Stored data entries:
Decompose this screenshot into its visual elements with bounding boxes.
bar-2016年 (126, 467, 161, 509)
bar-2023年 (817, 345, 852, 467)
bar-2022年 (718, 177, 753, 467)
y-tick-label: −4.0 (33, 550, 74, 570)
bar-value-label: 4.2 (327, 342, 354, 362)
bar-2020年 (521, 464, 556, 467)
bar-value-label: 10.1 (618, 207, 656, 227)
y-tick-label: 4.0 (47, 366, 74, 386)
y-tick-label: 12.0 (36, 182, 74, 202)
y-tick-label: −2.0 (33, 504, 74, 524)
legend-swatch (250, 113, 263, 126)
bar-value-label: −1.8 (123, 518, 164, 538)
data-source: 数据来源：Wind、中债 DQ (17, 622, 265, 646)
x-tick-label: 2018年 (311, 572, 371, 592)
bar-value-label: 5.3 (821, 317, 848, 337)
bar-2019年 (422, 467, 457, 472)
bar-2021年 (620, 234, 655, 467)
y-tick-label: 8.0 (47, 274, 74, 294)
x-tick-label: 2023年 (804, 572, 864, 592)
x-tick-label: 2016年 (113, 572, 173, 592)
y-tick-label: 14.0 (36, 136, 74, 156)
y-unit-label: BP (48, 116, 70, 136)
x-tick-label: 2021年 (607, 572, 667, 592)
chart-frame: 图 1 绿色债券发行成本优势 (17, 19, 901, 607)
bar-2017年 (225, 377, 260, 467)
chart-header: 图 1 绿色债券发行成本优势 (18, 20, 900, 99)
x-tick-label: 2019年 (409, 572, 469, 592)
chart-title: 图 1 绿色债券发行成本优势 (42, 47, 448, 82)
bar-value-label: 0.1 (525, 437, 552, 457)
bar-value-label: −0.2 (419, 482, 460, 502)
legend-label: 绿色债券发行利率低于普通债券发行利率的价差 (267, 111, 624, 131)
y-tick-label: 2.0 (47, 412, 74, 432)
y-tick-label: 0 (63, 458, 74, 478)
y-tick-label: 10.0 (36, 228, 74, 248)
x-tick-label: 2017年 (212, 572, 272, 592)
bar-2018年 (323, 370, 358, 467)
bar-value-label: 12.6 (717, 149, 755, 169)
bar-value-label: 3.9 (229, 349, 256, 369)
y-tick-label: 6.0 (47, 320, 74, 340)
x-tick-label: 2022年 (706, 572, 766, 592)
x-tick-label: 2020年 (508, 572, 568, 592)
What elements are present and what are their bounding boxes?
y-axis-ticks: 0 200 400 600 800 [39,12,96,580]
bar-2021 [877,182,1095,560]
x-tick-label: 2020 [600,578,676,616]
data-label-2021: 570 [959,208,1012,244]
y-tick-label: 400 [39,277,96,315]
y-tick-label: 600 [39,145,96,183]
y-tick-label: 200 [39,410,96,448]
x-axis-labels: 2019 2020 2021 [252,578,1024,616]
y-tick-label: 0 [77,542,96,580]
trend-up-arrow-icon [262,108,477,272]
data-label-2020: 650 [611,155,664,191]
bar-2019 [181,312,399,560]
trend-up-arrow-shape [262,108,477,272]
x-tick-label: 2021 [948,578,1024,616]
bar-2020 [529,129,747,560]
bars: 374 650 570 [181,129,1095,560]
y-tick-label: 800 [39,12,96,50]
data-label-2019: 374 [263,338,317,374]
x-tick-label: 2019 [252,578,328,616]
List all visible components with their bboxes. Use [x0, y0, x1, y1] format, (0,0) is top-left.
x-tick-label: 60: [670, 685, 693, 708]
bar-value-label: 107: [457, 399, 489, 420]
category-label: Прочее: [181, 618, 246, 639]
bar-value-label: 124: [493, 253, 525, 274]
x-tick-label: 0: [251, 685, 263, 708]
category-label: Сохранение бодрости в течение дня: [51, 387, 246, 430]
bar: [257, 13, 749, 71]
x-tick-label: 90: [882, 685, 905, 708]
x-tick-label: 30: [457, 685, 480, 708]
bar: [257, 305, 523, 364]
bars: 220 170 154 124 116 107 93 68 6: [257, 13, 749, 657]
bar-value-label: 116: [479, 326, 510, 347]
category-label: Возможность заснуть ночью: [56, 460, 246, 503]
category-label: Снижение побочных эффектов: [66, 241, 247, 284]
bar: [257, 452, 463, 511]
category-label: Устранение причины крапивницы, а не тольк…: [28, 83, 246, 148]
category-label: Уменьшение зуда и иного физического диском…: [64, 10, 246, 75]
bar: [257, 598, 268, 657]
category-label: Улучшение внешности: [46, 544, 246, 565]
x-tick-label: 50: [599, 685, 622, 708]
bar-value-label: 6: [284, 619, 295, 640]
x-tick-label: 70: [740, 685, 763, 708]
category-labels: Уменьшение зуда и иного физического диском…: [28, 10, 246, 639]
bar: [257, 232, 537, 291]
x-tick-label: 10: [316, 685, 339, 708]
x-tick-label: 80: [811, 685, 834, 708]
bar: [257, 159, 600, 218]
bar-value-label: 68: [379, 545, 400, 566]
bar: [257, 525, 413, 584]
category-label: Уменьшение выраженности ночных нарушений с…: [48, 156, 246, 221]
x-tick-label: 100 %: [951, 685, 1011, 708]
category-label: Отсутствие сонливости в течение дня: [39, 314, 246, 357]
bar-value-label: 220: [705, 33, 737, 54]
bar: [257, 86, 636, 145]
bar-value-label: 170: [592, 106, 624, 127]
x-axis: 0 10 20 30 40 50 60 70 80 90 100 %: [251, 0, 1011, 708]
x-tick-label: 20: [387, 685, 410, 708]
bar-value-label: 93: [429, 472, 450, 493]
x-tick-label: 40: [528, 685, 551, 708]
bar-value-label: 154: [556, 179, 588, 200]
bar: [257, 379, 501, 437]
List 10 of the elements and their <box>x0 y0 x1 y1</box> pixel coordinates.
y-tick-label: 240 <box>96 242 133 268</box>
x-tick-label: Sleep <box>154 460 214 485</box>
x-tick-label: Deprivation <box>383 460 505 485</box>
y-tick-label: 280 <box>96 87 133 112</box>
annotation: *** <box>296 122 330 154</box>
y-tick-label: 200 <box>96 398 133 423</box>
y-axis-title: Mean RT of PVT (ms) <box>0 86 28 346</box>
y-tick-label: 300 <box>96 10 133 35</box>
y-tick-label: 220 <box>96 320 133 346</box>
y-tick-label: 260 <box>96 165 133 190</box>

**Task brief**
Rewrite the data above, changing each occurrence of "bar-value-label" to "value-annotation" and leaving every other part of the data unchanged.

**Task answer**
Decompose this screenshot into its visual elements with bounding boxes.
bar-2016年 (126, 467, 161, 509)
bar-2023年 (817, 345, 852, 467)
bar-2022年 (718, 177, 753, 467)
y-tick-label: −4.0 (33, 550, 74, 570)
value-annotation: 4.2 (327, 342, 354, 362)
bar-2020年 (521, 464, 556, 467)
value-annotation: 10.1 (618, 207, 656, 227)
y-tick-label: 4.0 (47, 366, 74, 386)
y-tick-label: 12.0 (36, 182, 74, 202)
y-tick-label: −2.0 (33, 504, 74, 524)
legend-swatch (250, 113, 263, 126)
value-annotation: −1.8 (123, 518, 164, 538)
data-source: 数据来源：Wind、中债 DQ (17, 622, 265, 646)
x-tick-label: 2018年 (311, 572, 371, 592)
value-annotation: 5.3 (821, 317, 848, 337)
bar-2019年 (422, 467, 457, 472)
bar-2021年 (620, 234, 655, 467)
y-tick-label: 8.0 (47, 274, 74, 294)
x-tick-label: 2023年 (804, 572, 864, 592)
x-tick-label: 2016年 (113, 572, 173, 592)
y-tick-label: 14.0 (36, 136, 74, 156)
y-unit-label: BP (48, 116, 70, 136)
x-tick-label: 2021年 (607, 572, 667, 592)
chart-frame: 图 1 绿色债券发行成本优势 (17, 19, 901, 607)
bar-2017年 (225, 377, 260, 467)
chart-header: 图 1 绿色债券发行成本优势 (18, 20, 900, 99)
x-tick-label: 2019年 (409, 572, 469, 592)
chart-title: 图 1 绿色债券发行成本优势 (42, 47, 448, 82)
value-annotation: 0.1 (525, 437, 552, 457)
value-annotation: −0.2 (419, 482, 460, 502)
legend-label: 绿色债券发行利率低于普通债券发行利率的价差 (267, 111, 624, 131)
y-tick-label: 2.0 (47, 412, 74, 432)
y-tick-label: 0 (63, 458, 74, 478)
y-tick-label: 10.0 (36, 228, 74, 248)
x-tick-label: 2017年 (212, 572, 272, 592)
bar-2018年 (323, 370, 358, 467)
value-annotation: 12.6 (717, 149, 755, 169)
value-annotation: 3.9 (229, 349, 256, 369)
y-tick-label: 6.0 (47, 320, 74, 340)
x-tick-label: 2022年 (706, 572, 766, 592)
x-tick-label: 2020年 (508, 572, 568, 592)
What elements are present and what are their bounding boxes?
y-axis-ticks: 0 200 400 600 800 [39,12,96,580]
bar-2021 [877,182,1095,560]
x-tick-label: 2020 [600,578,676,616]
data-label-2021: 570 [959,208,1012,244]
y-tick-label: 400 [39,277,96,315]
y-tick-label: 600 [39,145,96,183]
y-tick-label: 200 [39,410,96,448]
x-axis-labels: 2019 2020 2021 [252,578,1024,616]
y-tick-label: 0 [77,542,96,580]
trend-up-arrow-icon [262,108,477,272]
data-label-2020: 650 [611,155,664,191]
bar-2019 [181,312,399,560]
trend-up-arrow-shape [262,108,477,272]
x-tick-label: 2021 [948,578,1024,616]
bar-2020 [529,129,747,560]
bars: 374 650 570 [181,129,1095,560]
y-tick-label: 800 [39,12,96,50]
data-label-2019: 374 [263,338,317,374]
x-tick-label: 2019 [252,578,328,616]
List all visible components with their bboxes. Use [x0, y0, x1, y1] format, (0,0) is top-left.
x-tick-label: 60: [670, 685, 693, 708]
value-annotation: 107: [457, 399, 489, 420]
category-label: Прочее: [181, 618, 246, 639]
value-annotation: 124: [493, 253, 525, 274]
x-tick-label: 0: [251, 685, 263, 708]
category-label: Сохранение бодрости в течение дня: [51, 387, 246, 430]
bar: [257, 13, 749, 71]
x-tick-label: 90: [882, 685, 905, 708]
x-tick-label: 30: [457, 685, 480, 708]
bar: [257, 305, 523, 364]
bars: 220 170 154 124 116 107 93 68 6: [257, 13, 749, 657]
value-annotation: 116: [479, 326, 510, 347]
category-label: Возможность заснуть ночью: [56, 460, 246, 503]
category-label: Снижение побочных эффектов: [66, 241, 247, 284]
bar: [257, 452, 463, 511]
category-label: Устранение причины крапивницы, а не тольк…: [28, 83, 246, 148]
category-label: Уменьшение зуда и иного физического диском…: [64, 10, 246, 75]
bar: [257, 598, 268, 657]
category-label: Улучшение внешности: [46, 544, 246, 565]
x-tick-label: 50: [599, 685, 622, 708]
value-annotation: 6: [284, 619, 295, 640]
x-tick-label: 70: [740, 685, 763, 708]
category-labels: Уменьшение зуда и иного физического диском…: [28, 10, 246, 639]
bar: [257, 232, 537, 291]
x-tick-label: 10: [316, 685, 339, 708]
x-tick-label: 80: [811, 685, 834, 708]
bar: [257, 159, 600, 218]
value-annotation: 68: [379, 545, 400, 566]
bar: [257, 525, 413, 584]
category-label: Уменьшение выраженности ночных нарушений с…: [48, 156, 246, 221]
x-tick-label: 100 %: [951, 685, 1011, 708]
category-label: Отсутствие сонливости в течение дня: [39, 314, 246, 357]
value-annotation: 220: [705, 33, 737, 54]
bar: [257, 86, 636, 145]
value-annotation: 170: [592, 106, 624, 127]
x-axis: 0 10 20 30 40 50 60 70 80 90 100 %: [251, 0, 1011, 708]
x-tick-label: 20: [387, 685, 410, 708]
value-annotation: 93: [429, 472, 450, 493]
x-tick-label: 40: [528, 685, 551, 708]
value-annotation: 154: [556, 179, 588, 200]
bar: [257, 379, 501, 437]
List 10 of the elements and their <box>x0 y0 x1 y1</box> pixel coordinates.
y-tick-label: 240 <box>96 242 133 268</box>
x-tick-label: Sleep <box>154 460 214 485</box>
x-tick-label: Deprivation <box>383 460 505 485</box>
y-tick-label: 280 <box>96 87 133 112</box>
annotation: *** <box>296 122 330 154</box>
y-tick-label: 200 <box>96 398 133 423</box>
y-axis-title: Mean RT of PVT (ms) <box>0 86 28 346</box>
y-tick-label: 300 <box>96 10 133 35</box>
y-tick-label: 220 <box>96 320 133 346</box>
y-tick-label: 260 <box>96 165 133 190</box>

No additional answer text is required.